Work out how many lines of the listing hold the string "stroke", then answer with that number and nothing else.

· · · · ·

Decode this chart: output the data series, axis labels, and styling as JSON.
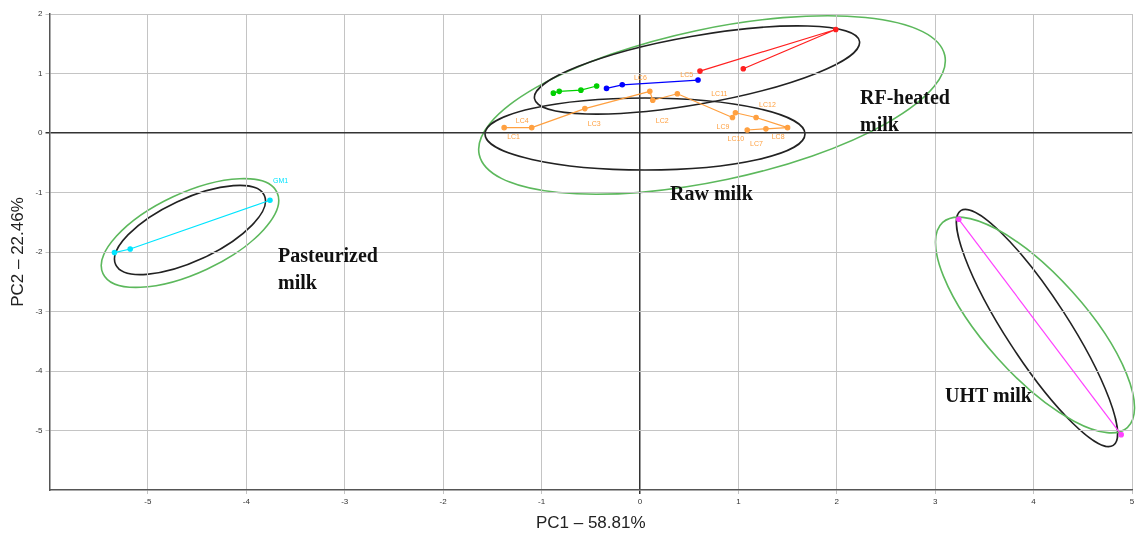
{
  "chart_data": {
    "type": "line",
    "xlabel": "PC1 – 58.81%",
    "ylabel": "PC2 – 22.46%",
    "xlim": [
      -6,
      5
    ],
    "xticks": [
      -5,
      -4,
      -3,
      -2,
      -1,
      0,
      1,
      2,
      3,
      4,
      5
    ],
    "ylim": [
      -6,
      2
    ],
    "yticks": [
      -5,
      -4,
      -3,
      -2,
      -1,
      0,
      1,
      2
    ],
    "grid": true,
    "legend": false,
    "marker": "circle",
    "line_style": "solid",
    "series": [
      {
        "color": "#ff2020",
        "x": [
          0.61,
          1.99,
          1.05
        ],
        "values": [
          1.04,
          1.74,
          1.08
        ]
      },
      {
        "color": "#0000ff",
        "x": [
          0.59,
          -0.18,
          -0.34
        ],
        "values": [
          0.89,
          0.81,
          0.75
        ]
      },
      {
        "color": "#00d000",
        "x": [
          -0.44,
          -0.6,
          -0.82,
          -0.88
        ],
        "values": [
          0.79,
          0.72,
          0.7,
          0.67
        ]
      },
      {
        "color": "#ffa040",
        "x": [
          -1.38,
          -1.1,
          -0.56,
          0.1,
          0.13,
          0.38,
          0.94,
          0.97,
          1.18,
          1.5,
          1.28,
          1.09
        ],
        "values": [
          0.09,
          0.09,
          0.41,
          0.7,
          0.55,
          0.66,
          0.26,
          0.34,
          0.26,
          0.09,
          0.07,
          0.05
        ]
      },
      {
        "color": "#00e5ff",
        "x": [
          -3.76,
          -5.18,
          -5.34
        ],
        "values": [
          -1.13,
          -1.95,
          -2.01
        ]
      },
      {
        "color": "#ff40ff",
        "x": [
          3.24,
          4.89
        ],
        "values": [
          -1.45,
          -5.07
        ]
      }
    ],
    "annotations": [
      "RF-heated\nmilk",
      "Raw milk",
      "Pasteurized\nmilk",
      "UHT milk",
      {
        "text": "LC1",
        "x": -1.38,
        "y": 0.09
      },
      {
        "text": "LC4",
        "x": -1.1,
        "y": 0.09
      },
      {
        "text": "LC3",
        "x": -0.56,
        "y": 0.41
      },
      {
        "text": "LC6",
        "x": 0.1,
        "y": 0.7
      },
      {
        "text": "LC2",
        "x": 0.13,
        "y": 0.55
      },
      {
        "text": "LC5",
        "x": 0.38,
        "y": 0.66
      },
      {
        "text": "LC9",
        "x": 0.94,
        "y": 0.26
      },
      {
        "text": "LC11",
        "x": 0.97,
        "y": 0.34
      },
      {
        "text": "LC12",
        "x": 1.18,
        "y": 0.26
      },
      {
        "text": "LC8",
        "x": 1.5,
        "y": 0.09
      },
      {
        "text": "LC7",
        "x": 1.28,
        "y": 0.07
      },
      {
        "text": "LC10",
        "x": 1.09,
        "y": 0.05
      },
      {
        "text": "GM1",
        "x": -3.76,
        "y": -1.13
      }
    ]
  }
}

· · · · ·

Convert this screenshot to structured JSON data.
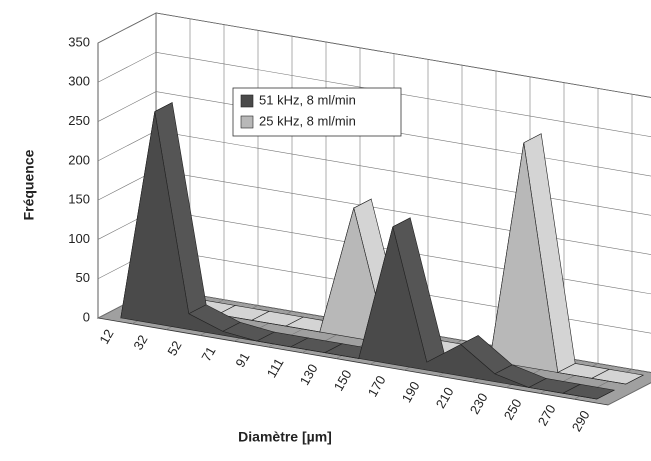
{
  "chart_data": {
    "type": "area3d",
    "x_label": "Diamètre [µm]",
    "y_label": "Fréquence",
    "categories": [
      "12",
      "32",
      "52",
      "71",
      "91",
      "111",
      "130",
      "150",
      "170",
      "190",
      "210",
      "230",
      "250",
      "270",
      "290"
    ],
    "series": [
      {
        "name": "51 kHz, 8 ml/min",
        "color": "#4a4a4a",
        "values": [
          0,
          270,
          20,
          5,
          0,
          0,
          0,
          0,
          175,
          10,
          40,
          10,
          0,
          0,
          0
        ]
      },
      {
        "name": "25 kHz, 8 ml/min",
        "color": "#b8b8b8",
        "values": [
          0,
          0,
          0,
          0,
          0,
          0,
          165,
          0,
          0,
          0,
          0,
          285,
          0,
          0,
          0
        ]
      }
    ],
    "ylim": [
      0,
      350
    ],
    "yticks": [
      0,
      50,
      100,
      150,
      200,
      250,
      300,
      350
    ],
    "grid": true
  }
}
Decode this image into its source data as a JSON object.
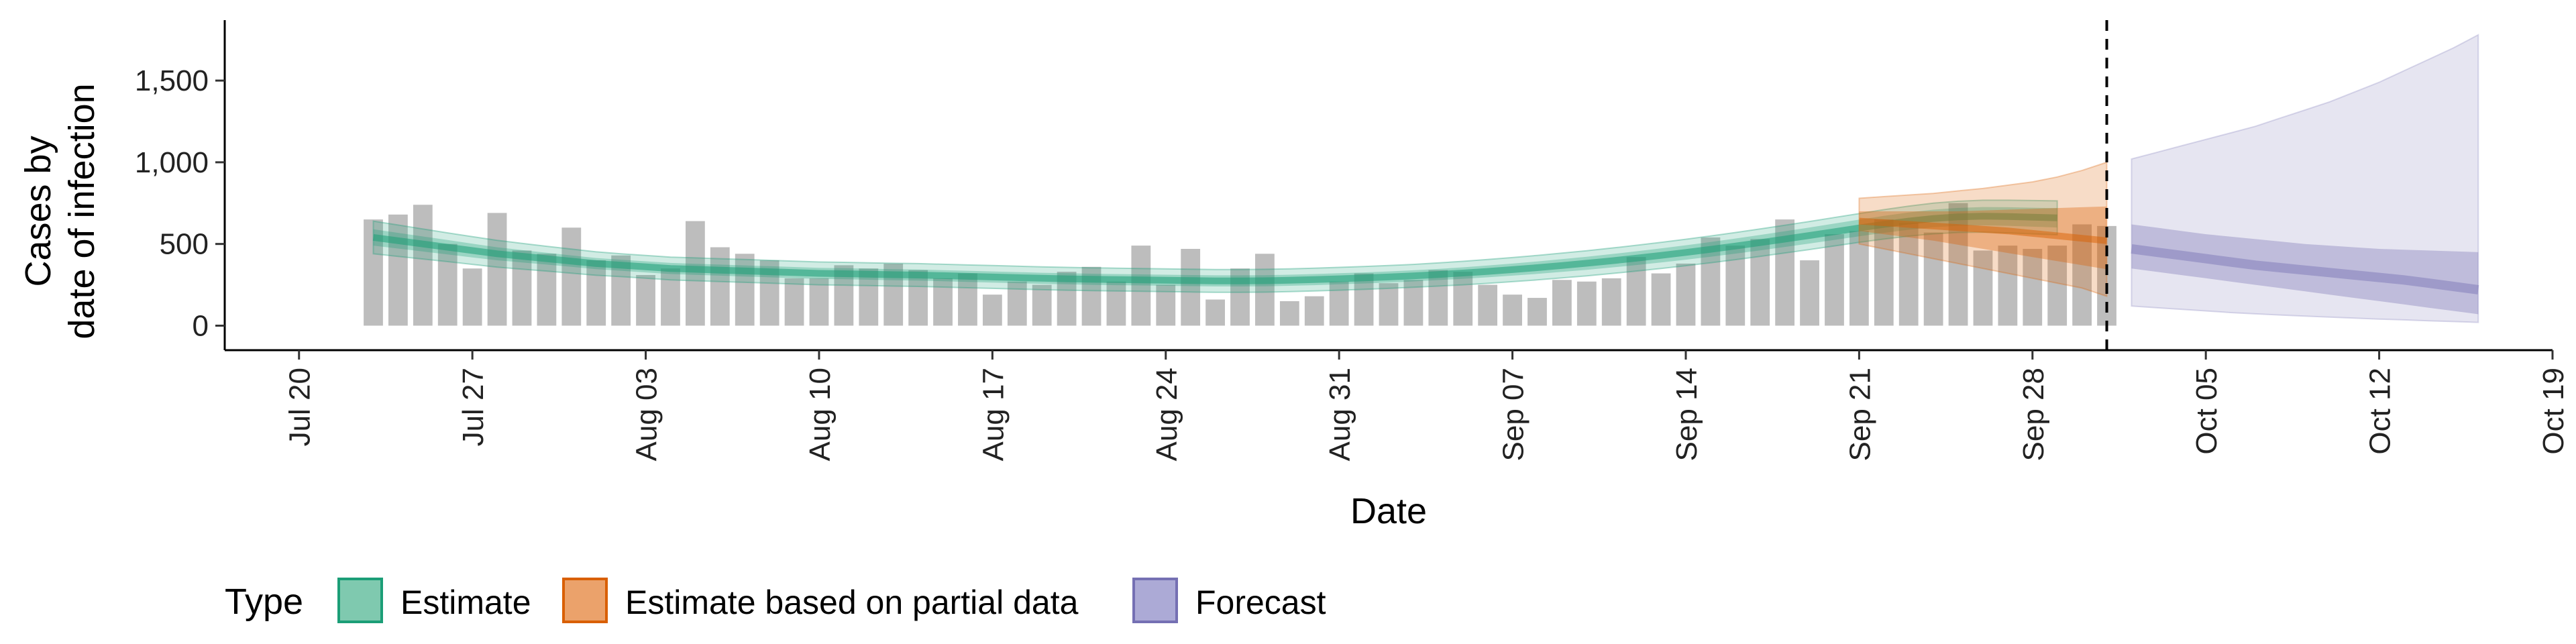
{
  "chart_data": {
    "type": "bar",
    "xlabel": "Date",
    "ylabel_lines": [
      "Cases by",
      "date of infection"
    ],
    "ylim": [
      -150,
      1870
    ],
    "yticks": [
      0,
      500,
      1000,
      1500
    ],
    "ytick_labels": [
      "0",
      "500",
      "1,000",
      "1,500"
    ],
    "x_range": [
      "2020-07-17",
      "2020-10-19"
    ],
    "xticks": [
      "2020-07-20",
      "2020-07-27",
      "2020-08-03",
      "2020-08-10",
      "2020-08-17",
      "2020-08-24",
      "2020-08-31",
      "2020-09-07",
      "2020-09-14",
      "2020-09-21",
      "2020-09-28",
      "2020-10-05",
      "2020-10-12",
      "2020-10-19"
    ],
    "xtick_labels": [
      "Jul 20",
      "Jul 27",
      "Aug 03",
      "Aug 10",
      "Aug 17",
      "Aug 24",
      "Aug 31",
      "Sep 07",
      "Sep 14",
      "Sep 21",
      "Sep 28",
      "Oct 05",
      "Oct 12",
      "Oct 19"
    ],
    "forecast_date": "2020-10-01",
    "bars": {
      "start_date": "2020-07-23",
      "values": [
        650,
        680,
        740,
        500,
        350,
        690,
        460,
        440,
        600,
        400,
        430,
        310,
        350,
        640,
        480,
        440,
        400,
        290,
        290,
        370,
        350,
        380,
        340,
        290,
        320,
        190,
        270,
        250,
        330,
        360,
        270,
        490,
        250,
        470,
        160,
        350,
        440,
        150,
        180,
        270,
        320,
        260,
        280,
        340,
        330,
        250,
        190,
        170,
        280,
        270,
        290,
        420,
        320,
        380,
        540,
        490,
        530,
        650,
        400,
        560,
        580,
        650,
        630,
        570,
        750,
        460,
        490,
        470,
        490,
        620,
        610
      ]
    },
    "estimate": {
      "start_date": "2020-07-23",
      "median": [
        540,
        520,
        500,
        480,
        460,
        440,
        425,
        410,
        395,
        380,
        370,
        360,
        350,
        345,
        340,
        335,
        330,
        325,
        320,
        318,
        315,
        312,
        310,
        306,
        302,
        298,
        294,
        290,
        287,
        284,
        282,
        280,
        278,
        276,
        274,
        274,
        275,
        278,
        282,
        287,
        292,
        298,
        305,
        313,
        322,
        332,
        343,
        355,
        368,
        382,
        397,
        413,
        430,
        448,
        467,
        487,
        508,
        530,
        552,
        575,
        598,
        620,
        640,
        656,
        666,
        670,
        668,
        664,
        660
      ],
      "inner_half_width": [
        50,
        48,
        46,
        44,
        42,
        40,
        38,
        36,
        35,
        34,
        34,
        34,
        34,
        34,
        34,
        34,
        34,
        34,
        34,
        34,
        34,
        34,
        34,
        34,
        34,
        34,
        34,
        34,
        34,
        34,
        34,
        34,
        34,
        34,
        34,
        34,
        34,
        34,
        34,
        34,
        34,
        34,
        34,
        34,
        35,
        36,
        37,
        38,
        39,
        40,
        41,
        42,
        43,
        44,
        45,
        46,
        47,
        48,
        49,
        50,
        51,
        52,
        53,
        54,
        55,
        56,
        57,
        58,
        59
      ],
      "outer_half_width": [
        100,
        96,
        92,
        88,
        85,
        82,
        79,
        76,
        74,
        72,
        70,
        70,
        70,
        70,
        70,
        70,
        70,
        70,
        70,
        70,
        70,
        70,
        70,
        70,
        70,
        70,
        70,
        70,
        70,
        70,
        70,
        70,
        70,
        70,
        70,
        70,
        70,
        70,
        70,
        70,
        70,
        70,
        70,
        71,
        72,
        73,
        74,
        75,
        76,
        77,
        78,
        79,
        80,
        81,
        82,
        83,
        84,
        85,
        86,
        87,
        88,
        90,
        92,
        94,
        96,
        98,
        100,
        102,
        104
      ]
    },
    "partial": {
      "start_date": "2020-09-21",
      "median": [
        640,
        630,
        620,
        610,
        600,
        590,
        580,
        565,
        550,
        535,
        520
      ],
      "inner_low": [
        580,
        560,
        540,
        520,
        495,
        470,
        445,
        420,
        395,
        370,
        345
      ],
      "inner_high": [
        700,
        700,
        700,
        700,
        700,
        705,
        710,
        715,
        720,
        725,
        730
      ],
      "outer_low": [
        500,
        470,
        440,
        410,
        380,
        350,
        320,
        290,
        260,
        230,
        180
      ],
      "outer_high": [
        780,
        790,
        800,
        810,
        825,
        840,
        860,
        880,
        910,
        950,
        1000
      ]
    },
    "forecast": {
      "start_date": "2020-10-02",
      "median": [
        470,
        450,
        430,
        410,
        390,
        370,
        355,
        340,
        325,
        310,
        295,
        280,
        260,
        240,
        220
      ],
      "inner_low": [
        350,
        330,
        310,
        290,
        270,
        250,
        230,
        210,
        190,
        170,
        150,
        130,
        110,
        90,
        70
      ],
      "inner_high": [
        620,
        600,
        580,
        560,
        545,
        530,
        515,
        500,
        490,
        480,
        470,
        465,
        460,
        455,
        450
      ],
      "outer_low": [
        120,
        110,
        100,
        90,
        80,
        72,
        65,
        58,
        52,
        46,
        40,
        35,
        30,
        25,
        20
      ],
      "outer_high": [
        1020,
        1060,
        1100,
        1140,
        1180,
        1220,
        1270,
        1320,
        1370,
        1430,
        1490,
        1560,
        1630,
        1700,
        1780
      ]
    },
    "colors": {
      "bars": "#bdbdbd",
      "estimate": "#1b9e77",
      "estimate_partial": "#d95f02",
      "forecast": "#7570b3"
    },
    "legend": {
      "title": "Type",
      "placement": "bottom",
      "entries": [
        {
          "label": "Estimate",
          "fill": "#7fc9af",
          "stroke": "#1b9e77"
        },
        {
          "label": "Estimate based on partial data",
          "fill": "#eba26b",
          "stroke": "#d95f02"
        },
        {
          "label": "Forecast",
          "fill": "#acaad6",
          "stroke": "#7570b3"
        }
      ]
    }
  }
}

· · · · ·

ANSWER FOR THIS EXERCISE:
3